__DATA FOR PROCESSING__.
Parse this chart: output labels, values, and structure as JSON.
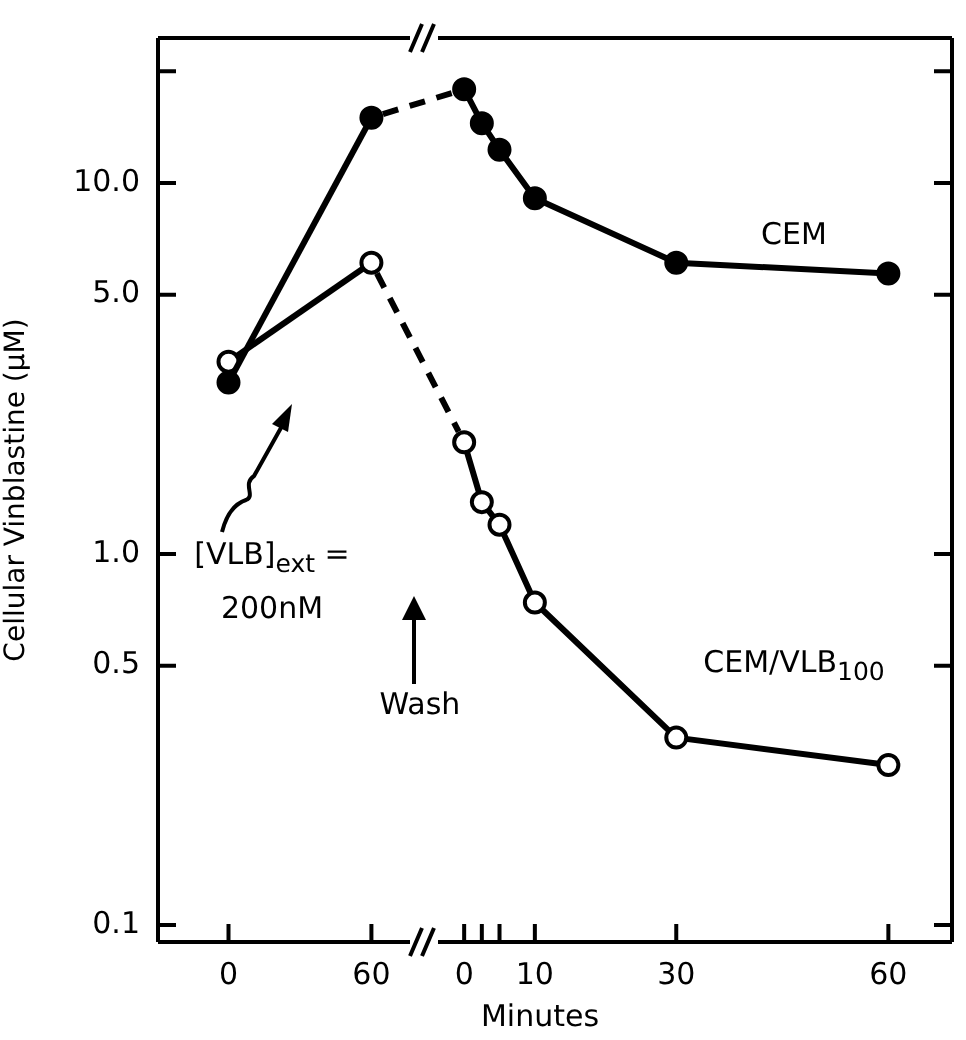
{
  "chart_data": [
    {
      "type": "line",
      "ylabel": "Cellular Vinblastine (μM)",
      "log": "y",
      "marker": "circle",
      "line_style": "solid",
      "x": [
        0,
        60
      ],
      "xlim": [
        -29.6,
        76.2
      ],
      "xticks": [
        0,
        60
      ],
      "ylim": [
        0.09,
        24.6
      ],
      "yticks": [
        {
          "value": 0.1,
          "label": "0.1"
        },
        {
          "value": 0.5,
          "label": "0.5"
        },
        {
          "value": 1,
          "label": "1.0"
        },
        {
          "value": 5,
          "label": "5.0"
        },
        {
          "value": 10,
          "label": "10.0"
        },
        {
          "value": 20,
          "label": null
        }
      ],
      "series": [
        {
          "color": "#000000",
          "values": [
            2.9,
            15.0
          ]
        },
        {
          "color": "#000000",
          "values": [
            3.3,
            6.1
          ]
        }
      ],
      "annotations": [
        "[VLB]$_{ext}$ = 200nM",
        "Wash"
      ]
    },
    {
      "type": "line",
      "xlabel": "Minutes",
      "log": "y",
      "marker": "circle",
      "line_style": "solid",
      "tick_labels": "x",
      "x": [
        0,
        2.5,
        5,
        10,
        30,
        60
      ],
      "xlim": [
        -3.7,
        69
      ],
      "xticks": [
        0,
        {
          "value": 2.5,
          "label": null
        },
        {
          "value": 5,
          "label": null
        },
        10,
        30,
        60
      ],
      "ylim": [
        0.09,
        24.6
      ],
      "yticks": [
        {
          "value": 0.1,
          "label": null
        },
        {
          "value": 0.5,
          "label": null
        },
        {
          "value": 1,
          "label": null
        },
        {
          "value": 5,
          "label": null
        },
        {
          "value": 10,
          "label": null
        },
        {
          "value": 20,
          "label": null
        }
      ],
      "series": [
        {
          "name": "CEM",
          "color": "#000000",
          "values": [
            17.9,
            14.5,
            12.3,
            9.1,
            6.1,
            5.7
          ]
        },
        {
          "name": "CEM/VLB$_{100}$",
          "color": "#000000",
          "values": [
            2.0,
            1.38,
            1.2,
            0.74,
            0.32,
            0.27
          ]
        }
      ]
    }
  ]
}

__TO BE DONE__. Give all the entries again exactly, dropping each picture.

__TASK ANSWER__.
Parse this chart: output labels, values, and structure as JSON.
{
  "chart_data": [
    {
      "type": "line",
      "ylabel": "Cellular Vinblastine (μM)",
      "log": "y",
      "marker": "circle",
      "line_style": "solid",
      "x": [
        0,
        60
      ],
      "xlim": [
        -29.6,
        76.2
      ],
      "xticks": [
        0,
        60
      ],
      "ylim": [
        0.09,
        24.6
      ],
      "yticks": [
        {
          "value": 0.1,
          "label": "0.1"
        },
        {
          "value": 0.5,
          "label": "0.5"
        },
        {
          "value": 1,
          "label": "1.0"
        },
        {
          "value": 5,
          "label": "5.0"
        },
        {
          "value": 10,
          "label": "10.0"
        },
        {
          "value": 20,
          "label": null
        }
      ],
      "series": [
        {
          "color": "#000000",
          "values": [
            2.9,
            15.0
          ]
        },
        {
          "color": "#000000",
          "values": [
            3.3,
            6.1
          ]
        }
      ],
      "annotations": [
        "[VLB]$_{ext}$ = 200nM",
        "Wash"
      ]
    },
    {
      "type": "line",
      "xlabel": "Minutes",
      "log": "y",
      "marker": "circle",
      "line_style": "solid",
      "tick_labels": "x",
      "x": [
        0,
        2.5,
        5,
        10,
        30,
        60
      ],
      "xlim": [
        -3.7,
        69
      ],
      "xticks": [
        0,
        {
          "value": 2.5,
          "label": null
        },
        {
          "value": 5,
          "label": null
        },
        10,
        30,
        60
      ],
      "ylim": [
        0.09,
        24.6
      ],
      "yticks": [
        {
          "value": 0.1,
          "label": null
        },
        {
          "value": 0.5,
          "label": null
        },
        {
          "value": 1,
          "label": null
        },
        {
          "value": 5,
          "label": null
        },
        {
          "value": 10,
          "label": null
        },
        {
          "value": 20,
          "label": null
        }
      ],
      "series": [
        {
          "name": "CEM",
          "color": "#000000",
          "values": [
            17.9,
            14.5,
            12.3,
            9.1,
            6.1,
            5.7
          ]
        },
        {
          "name": "CEM/VLB$_{100}$",
          "color": "#000000",
          "values": [
            2.0,
            1.38,
            1.2,
            0.74,
            0.32,
            0.27
          ]
        }
      ]
    }
  ]
}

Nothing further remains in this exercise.